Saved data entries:
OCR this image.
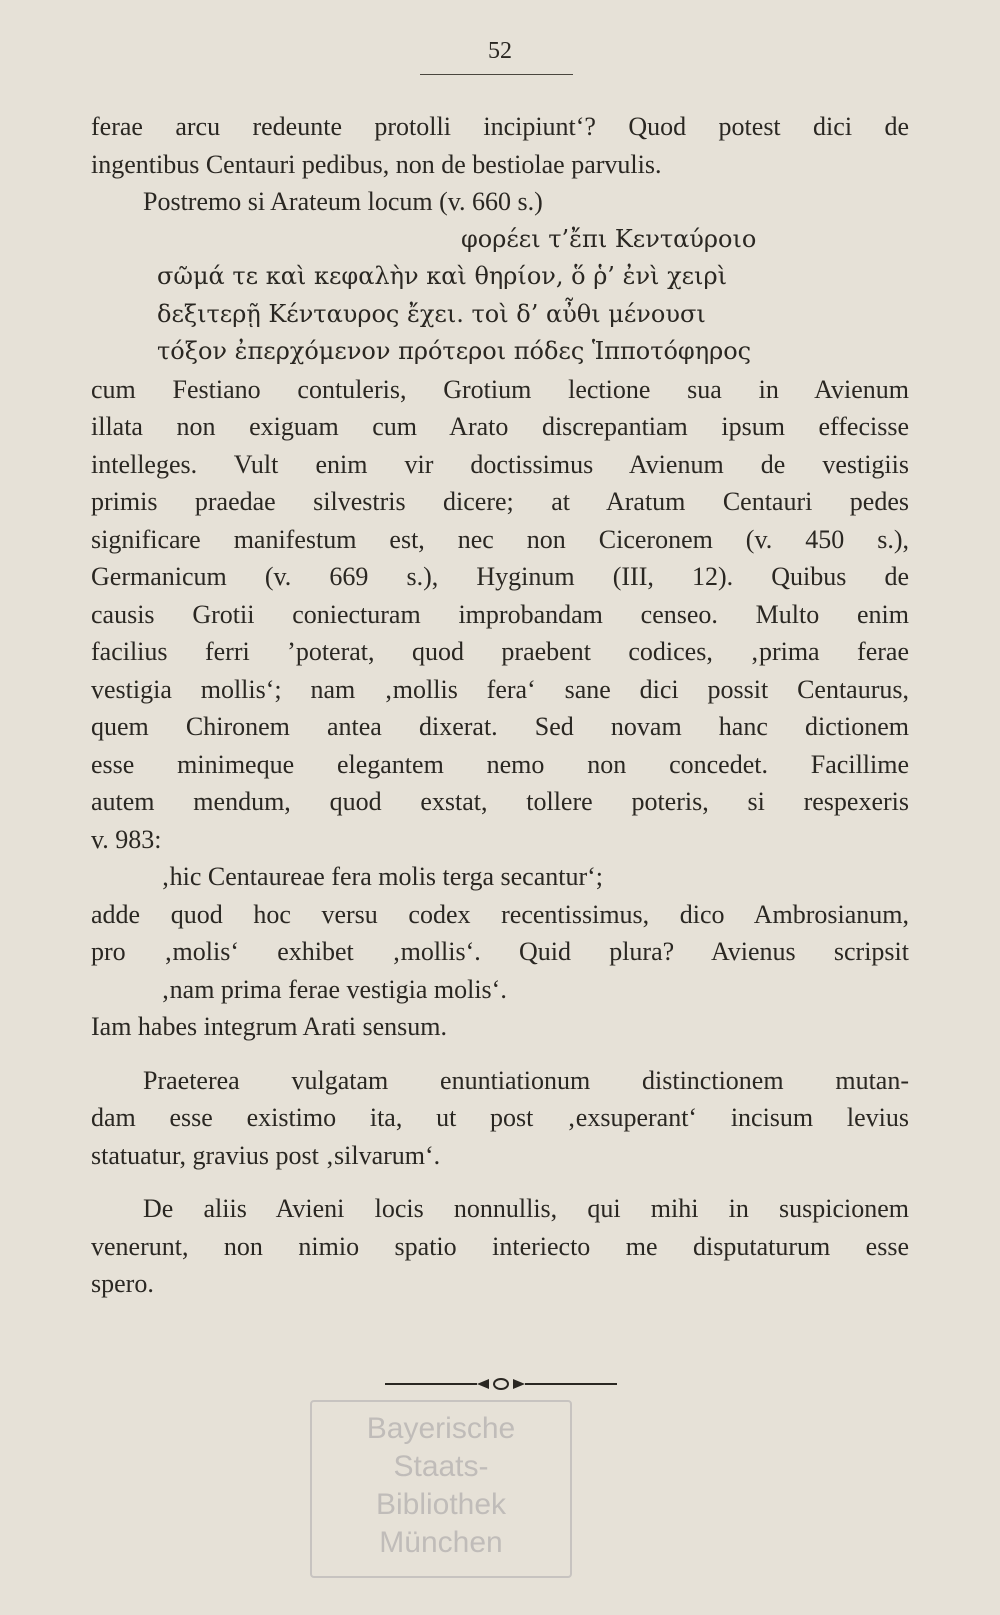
52
ferae arcu redeunte protolli incipiunt‘? Quod potest dici de
ingentibus Centauri pedibus, non de bestiolae parvulis.
Postremo si Arateum locum (v. 660 s.)
φορέει τ’ἔπι Κενταύροιο
σῶμά τε καὶ κεφαλὴν καὶ θηρίον, ὅ ῥ’ ἐνὶ χειρὶ
δεξιτερῇ Κένταυρος ἔχει. τοὶ δ’ αὖθι μένουσι
τόξον ἐπερχόμενον πρότεροι πόδες Ἱπποτόφηρος
cum Festiano contuleris, Grotium lectione sua in Avienum
illata non exiguam cum Arato discrepantiam ipsum effecisse
intelleges. Vult enim vir doctissimus Avienum de vestigiis
primis praedae silvestris dicere; at Aratum Centauri pedes
significare manifestum est, nec non Ciceronem (v. 450 s.),
Germanicum (v. 669 s.), Hyginum (III, 12). Quibus de
causis Grotii coniecturam improbandam censeo. Multo enim
facilius ferri ’poterat, quod praebent codices, ‚prima ferae
vestigia mollis‘; nam ‚mollis fera‘ sane dici possit Centaurus,
quem Chironem antea dixerat. Sed novam hanc dictionem
esse minimeque elegantem nemo non concedet. Facillime
autem mendum, quod exstat, tollere poteris, si respexeris
v. 983:
‚hic Centaureae fera molis terga secantur‘;
adde quod hoc versu codex recentissimus, dico Ambrosianum,
pro ‚molis‘ exhibet ‚mollis‘. Quid plura? Avienus scripsit
‚nam prima ferae vestigia molis‘.
Iam habes integrum Arati sensum.
Praeterea vulgatam enuntiationum distinctionem mutan-
dam esse existimo ita, ut post ‚exsuperant‘ incisum levius
statuatur, gravius post ‚silvarum‘.
De aliis Avieni locis nonnullis, qui mihi in suspicionem
venerunt, non nimio spatio interiecto me disputaturum esse
spero.
Bayerische
Staats-
Bibliothek
München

[YOUR OBJECTIVE]
Repeat each entry exactly as given; no pictures belong in the copy.

[FINAL RESULT]
OCR this image.
52
ferae arcu redeunte protolli incipiunt‘? Quod potest dici de
ingentibus Centauri pedibus, non de bestiolae parvulis.
Postremo si Arateum locum (v. 660 s.)
φορέει τ’ἔπι Κενταύροιο
σῶμά τε καὶ κεφαλὴν καὶ θηρίον, ὅ ῥ’ ἐνὶ χειρὶ
δεξιτερῇ Κένταυρος ἔχει. τοὶ δ’ αὖθι μένουσι
τόξον ἐπερχόμενον πρότεροι πόδες Ἱπποτόφηρος
cum Festiano contuleris, Grotium lectione sua in Avienum
illata non exiguam cum Arato discrepantiam ipsum effecisse
intelleges. Vult enim vir doctissimus Avienum de vestigiis
primis praedae silvestris dicere; at Aratum Centauri pedes
significare manifestum est, nec non Ciceronem (v. 450 s.),
Germanicum (v. 669 s.), Hyginum (III, 12). Quibus de
causis Grotii coniecturam improbandam censeo. Multo enim
facilius ferri ’poterat, quod praebent codices, ‚prima ferae
vestigia mollis‘; nam ‚mollis fera‘ sane dici possit Centaurus,
quem Chironem antea dixerat. Sed novam hanc dictionem
esse minimeque elegantem nemo non concedet. Facillime
autem mendum, quod exstat, tollere poteris, si respexeris
v. 983:
‚hic Centaureae fera molis terga secantur‘;
adde quod hoc versu codex recentissimus, dico Ambrosianum,
pro ‚molis‘ exhibet ‚mollis‘. Quid plura? Avienus scripsit
‚nam prima ferae vestigia molis‘.
Iam habes integrum Arati sensum.
Praeterea vulgatam enuntiationum distinctionem mutan-
dam esse existimo ita, ut post ‚exsuperant‘ incisum levius
statuatur, gravius post ‚silvarum‘.
De aliis Avieni locis nonnullis, qui mihi in suspicionem
venerunt, non nimio spatio interiecto me disputaturum esse
spero.
Bayerische
Staats-
Bibliothek
München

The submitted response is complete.